Given request: Could you write out every entry exactly as it stands?

Material:
------------
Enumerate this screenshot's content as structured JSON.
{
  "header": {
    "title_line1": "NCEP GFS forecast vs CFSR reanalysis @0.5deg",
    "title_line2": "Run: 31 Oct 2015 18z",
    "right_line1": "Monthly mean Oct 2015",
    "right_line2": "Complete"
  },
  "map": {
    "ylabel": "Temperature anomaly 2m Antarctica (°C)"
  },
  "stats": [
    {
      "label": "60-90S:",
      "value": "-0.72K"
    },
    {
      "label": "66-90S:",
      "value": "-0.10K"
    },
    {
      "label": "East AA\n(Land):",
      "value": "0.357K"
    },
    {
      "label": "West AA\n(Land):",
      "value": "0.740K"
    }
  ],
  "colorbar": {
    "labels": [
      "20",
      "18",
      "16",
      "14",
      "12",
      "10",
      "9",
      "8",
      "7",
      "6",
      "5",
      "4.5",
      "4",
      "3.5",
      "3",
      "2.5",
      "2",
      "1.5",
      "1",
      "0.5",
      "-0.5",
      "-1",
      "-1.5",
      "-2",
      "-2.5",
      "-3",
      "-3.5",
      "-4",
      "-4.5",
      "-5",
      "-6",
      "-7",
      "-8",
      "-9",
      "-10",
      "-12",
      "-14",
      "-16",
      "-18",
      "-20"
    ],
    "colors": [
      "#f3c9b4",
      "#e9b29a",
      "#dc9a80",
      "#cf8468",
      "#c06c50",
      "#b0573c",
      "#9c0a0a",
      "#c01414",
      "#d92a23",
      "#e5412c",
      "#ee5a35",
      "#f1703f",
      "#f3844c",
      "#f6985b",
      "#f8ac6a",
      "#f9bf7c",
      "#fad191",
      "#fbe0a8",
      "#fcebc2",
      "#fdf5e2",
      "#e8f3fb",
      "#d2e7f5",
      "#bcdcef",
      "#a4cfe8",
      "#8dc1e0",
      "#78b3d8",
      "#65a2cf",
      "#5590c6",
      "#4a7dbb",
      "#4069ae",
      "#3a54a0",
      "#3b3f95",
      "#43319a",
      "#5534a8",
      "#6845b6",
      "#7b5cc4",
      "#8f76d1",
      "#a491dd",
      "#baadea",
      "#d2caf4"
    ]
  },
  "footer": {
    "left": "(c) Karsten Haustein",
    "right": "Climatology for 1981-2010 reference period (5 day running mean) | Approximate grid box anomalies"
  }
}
------------
Correct output:
Enumerate this screenshot's content as structured JSON.
{
  "header": {
    "title_line1": "NCEP GFS forecast vs CFSR reanalysis @0.5deg",
    "title_line2": "Run: 31 Oct 2015 18z",
    "right_line1": "Monthly mean Oct 2015",
    "right_line2": "Complete"
  },
  "map": {
    "ylabel": "Temperature anomaly 2m Antarctica (°C)"
  },
  "stats": [
    {
      "label": "60-90S:",
      "value": "-0.72K"
    },
    {
      "label": "66-90S:",
      "value": "-0.10K"
    },
    {
      "label": "East AA\n(Land):",
      "value": "0.357K"
    },
    {
      "label": "West AA\n(Land):",
      "value": "0.740K"
    }
  ],
  "colorbar": {
    "labels": [
      "20",
      "18",
      "16",
      "14",
      "12",
      "10",
      "9",
      "8",
      "7",
      "6",
      "5",
      "4.5",
      "4",
      "3.5",
      "3",
      "2.5",
      "2",
      "1.5",
      "1",
      "0.5",
      "-0.5",
      "-1",
      "-1.5",
      "-2",
      "-2.5",
      "-3",
      "-3.5",
      "-4",
      "-4.5",
      "-5",
      "-6",
      "-7",
      "-8",
      "-9",
      "-10",
      "-12",
      "-14",
      "-16",
      "-18",
      "-20"
    ],
    "colors": [
      "#f3c9b4",
      "#e9b29a",
      "#dc9a80",
      "#cf8468",
      "#c06c50",
      "#b0573c",
      "#9c0a0a",
      "#c01414",
      "#d92a23",
      "#e5412c",
      "#ee5a35",
      "#f1703f",
      "#f3844c",
      "#f6985b",
      "#f8ac6a",
      "#f9bf7c",
      "#fad191",
      "#fbe0a8",
      "#fcebc2",
      "#fdf5e2",
      "#e8f3fb",
      "#d2e7f5",
      "#bcdcef",
      "#a4cfe8",
      "#8dc1e0",
      "#78b3d8",
      "#65a2cf",
      "#5590c6",
      "#4a7dbb",
      "#4069ae",
      "#3a54a0",
      "#3b3f95",
      "#43319a",
      "#5534a8",
      "#6845b6",
      "#7b5cc4",
      "#8f76d1",
      "#a491dd",
      "#baadea",
      "#d2caf4"
    ]
  },
  "footer": {
    "left": "(c) Karsten Haustein",
    "right": "Climatology for 1981-2010 reference period (5 day running mean) | Approximate grid box anomalies"
  }
}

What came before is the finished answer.